Problem statement:
Extract all data as written.

A run of records:
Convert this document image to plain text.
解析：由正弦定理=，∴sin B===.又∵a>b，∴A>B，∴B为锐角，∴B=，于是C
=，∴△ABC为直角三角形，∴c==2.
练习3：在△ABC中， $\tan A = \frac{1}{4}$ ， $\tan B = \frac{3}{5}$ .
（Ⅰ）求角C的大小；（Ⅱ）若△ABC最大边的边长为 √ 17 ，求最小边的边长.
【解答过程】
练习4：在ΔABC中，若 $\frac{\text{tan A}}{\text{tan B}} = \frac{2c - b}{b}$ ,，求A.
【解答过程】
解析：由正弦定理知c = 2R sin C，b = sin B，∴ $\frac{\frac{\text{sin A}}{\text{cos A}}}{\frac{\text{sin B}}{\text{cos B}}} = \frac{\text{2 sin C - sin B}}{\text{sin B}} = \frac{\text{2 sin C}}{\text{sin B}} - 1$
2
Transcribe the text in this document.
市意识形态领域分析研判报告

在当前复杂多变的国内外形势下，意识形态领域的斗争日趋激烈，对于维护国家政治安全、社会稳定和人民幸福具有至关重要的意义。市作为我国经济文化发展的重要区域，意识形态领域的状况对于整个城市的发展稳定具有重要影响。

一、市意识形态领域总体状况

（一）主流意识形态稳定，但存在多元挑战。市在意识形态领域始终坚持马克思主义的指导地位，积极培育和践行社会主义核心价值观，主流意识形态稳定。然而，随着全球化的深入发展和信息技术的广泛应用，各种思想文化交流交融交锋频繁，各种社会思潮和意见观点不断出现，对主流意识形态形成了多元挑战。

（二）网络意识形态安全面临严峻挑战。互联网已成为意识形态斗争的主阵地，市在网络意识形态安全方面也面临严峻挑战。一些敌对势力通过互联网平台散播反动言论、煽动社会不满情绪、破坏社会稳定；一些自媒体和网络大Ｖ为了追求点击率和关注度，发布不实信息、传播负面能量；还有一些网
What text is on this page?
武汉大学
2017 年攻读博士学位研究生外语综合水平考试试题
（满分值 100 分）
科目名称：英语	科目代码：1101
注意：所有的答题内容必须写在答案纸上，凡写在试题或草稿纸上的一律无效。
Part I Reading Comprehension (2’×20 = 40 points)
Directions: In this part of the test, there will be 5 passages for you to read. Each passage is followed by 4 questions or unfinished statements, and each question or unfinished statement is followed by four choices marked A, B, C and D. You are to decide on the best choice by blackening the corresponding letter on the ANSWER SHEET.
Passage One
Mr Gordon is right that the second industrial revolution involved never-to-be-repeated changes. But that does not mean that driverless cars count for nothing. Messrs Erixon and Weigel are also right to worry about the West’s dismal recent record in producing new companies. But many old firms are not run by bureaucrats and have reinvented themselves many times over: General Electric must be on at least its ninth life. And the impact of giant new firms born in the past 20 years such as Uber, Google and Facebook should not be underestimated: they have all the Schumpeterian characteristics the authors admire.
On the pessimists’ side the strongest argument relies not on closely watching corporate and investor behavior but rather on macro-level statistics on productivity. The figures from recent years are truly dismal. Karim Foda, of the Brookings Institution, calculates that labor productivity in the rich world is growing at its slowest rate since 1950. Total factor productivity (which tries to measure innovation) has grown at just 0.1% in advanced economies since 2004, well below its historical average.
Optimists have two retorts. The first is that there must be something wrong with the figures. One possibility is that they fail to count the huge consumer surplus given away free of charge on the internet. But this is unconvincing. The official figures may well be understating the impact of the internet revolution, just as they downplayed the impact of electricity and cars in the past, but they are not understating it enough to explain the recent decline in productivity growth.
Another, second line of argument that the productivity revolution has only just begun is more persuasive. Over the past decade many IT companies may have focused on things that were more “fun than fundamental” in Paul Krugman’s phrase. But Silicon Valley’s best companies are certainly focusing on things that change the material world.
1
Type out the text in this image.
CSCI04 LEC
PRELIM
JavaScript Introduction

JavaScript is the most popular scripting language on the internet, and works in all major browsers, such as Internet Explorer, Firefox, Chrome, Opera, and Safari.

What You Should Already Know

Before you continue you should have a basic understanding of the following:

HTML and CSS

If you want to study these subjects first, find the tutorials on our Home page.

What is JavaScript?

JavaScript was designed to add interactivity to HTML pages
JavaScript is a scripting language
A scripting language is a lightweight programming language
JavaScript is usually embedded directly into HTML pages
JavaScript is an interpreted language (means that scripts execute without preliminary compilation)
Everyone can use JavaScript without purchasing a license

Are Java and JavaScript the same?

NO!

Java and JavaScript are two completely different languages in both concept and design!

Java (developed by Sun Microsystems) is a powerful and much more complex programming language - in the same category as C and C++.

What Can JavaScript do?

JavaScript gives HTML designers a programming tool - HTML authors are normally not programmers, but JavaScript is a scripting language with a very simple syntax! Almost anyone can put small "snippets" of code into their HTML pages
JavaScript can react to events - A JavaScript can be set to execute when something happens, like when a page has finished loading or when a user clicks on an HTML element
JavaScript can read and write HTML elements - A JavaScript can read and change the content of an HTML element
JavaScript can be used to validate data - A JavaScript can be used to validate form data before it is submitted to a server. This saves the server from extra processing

Problem solution:
Convert this document image to plain text.
解析：由正弦定理=，∴sin B===.又∵a>b，∴A>B，∴B为锐角，∴B=，于是C
=，∴△ABC为直角三角形，∴c==2.
练习3：在△ABC中， $\tan A = \frac{1}{4}$ ， $\tan B = \frac{3}{5}$ .
（Ⅰ）求角C的大小；（Ⅱ）若△ABC最大边的边长为 √ 17 ，求最小边的边长.
【解答过程】
练习4：在ΔABC中，若 $\frac{\text{tan A}}{\text{tan B}} = \frac{2c - b}{b}$ ,，求A.
【解答过程】
解析：由正弦定理知c = 2R sin C，b = sin B，∴ $\frac{\frac{\text{sin A}}{\text{cos A}}}{\frac{\text{sin B}}{\text{cos B}}} = \frac{\text{2 sin C - sin B}}{\text{sin B}} = \frac{\text{2 sin C}}{\text{sin B}} - 1$
2
Transcribe the text in this document.
市意识形态领域分析研判报告

在当前复杂多变的国内外形势下，意识形态领域的斗争日趋激烈，对于维护国家政治安全、社会稳定和人民幸福具有至关重要的意义。市作为我国经济文化发展的重要区域，意识形态领域的状况对于整个城市的发展稳定具有重要影响。

一、市意识形态领域总体状况

（一）主流意识形态稳定，但存在多元挑战。市在意识形态领域始终坚持马克思主义的指导地位，积极培育和践行社会主义核心价值观，主流意识形态稳定。然而，随着全球化的深入发展和信息技术的广泛应用，各种思想文化交流交融交锋频繁，各种社会思潮和意见观点不断出现，对主流意识形态形成了多元挑战。

（二）网络意识形态安全面临严峻挑战。互联网已成为意识形态斗争的主阵地，市在网络意识形态安全方面也面临严峻挑战。一些敌对势力通过互联网平台散播反动言论、煽动社会不满情绪、破坏社会稳定；一些自媒体和网络大Ｖ为了追求点击率和关注度，发布不实信息、传播负面能量；还有一些网
What text is on this page?
武汉大学
2017 年攻读博士学位研究生外语综合水平考试试题
（满分值 100 分）
科目名称：英语	科目代码：1101
注意：所有的答题内容必须写在答案纸上，凡写在试题或草稿纸上的一律无效。
Part I Reading Comprehension (2’×20 = 40 points)
Directions: In this part of the test, there will be 5 passages for you to read. Each passage is followed by 4 questions or unfinished statements, and each question or unfinished statement is followed by four choices marked A, B, C and D. You are to decide on the best choice by blackening the corresponding letter on the ANSWER SHEET.
Passage One
Mr Gordon is right that the second industrial revolution involved never-to-be-repeated changes. But that does not mean that driverless cars count for nothing. Messrs Erixon and Weigel are also right to worry about the West’s dismal recent record in producing new companies. But many old firms are not run by bureaucrats and have reinvented themselves many times over: General Electric must be on at least its ninth life. And the impact of giant new firms born in the past 20 years such as Uber, Google and Facebook should not be underestimated: they have all the Schumpeterian characteristics the authors admire.
On the pessimists’ side the strongest argument relies not on closely watching corporate and investor behavior but rather on macro-level statistics on productivity. The figures from recent years are truly dismal. Karim Foda, of the Brookings Institution, calculates that labor productivity in the rich world is growing at its slowest rate since 1950. Total factor productivity (which tries to measure innovation) has grown at just 0.1% in advanced economies since 2004, well below its historical average.
Optimists have two retorts. The first is that there must be something wrong with the figures. One possibility is that they fail to count the huge consumer surplus given away free of charge on the internet. But this is unconvincing. The official figures may well be understating the impact of the internet revolution, just as they downplayed the impact of electricity and cars in the past, but they are not understating it enough to explain the recent decline in productivity growth.
Another, second line of argument that the productivity revolution has only just begun is more persuasive. Over the past decade many IT companies may have focused on things that were more “fun than fundamental” in Paul Krugman’s phrase. But Silicon Valley’s best companies are certainly focusing on things that change the material world.
1
Type out the text in this image.
CSCI04 LEC
PRELIM
JavaScript Introduction

JavaScript is the most popular scripting language on the internet, and works in all major browsers, such as Internet Explorer, Firefox, Chrome, Opera, and Safari.

What You Should Already Know

Before you continue you should have a basic understanding of the following:

HTML and CSS

If you want to study these subjects first, find the tutorials on our Home page.

What is JavaScript?

JavaScript was designed to add interactivity to HTML pages
JavaScript is a scripting language
A scripting language is a lightweight programming language
JavaScript is usually embedded directly into HTML pages
JavaScript is an interpreted language (means that scripts execute without preliminary compilation)
Everyone can use JavaScript without purchasing a license

Are Java and JavaScript the same?

NO!

Java and JavaScript are two completely different languages in both concept and design!

Java (developed by Sun Microsystems) is a powerful and much more complex programming language - in the same category as C and C++.

What Can JavaScript do?

JavaScript gives HTML designers a programming tool - HTML authors are normally not programmers, but JavaScript is a scripting language with a very simple syntax! Almost anyone can put small "snippets" of code into their HTML pages
JavaScript can react to events - A JavaScript can be set to execute when something happens, like when a page has finished loading or when a user clicks on an HTML element
JavaScript can read and write HTML elements - A JavaScript can read and change the content of an HTML element
JavaScript can be used to validate data - A JavaScript can be used to validate form data before it is submitted to a server. This saves the server from extra processing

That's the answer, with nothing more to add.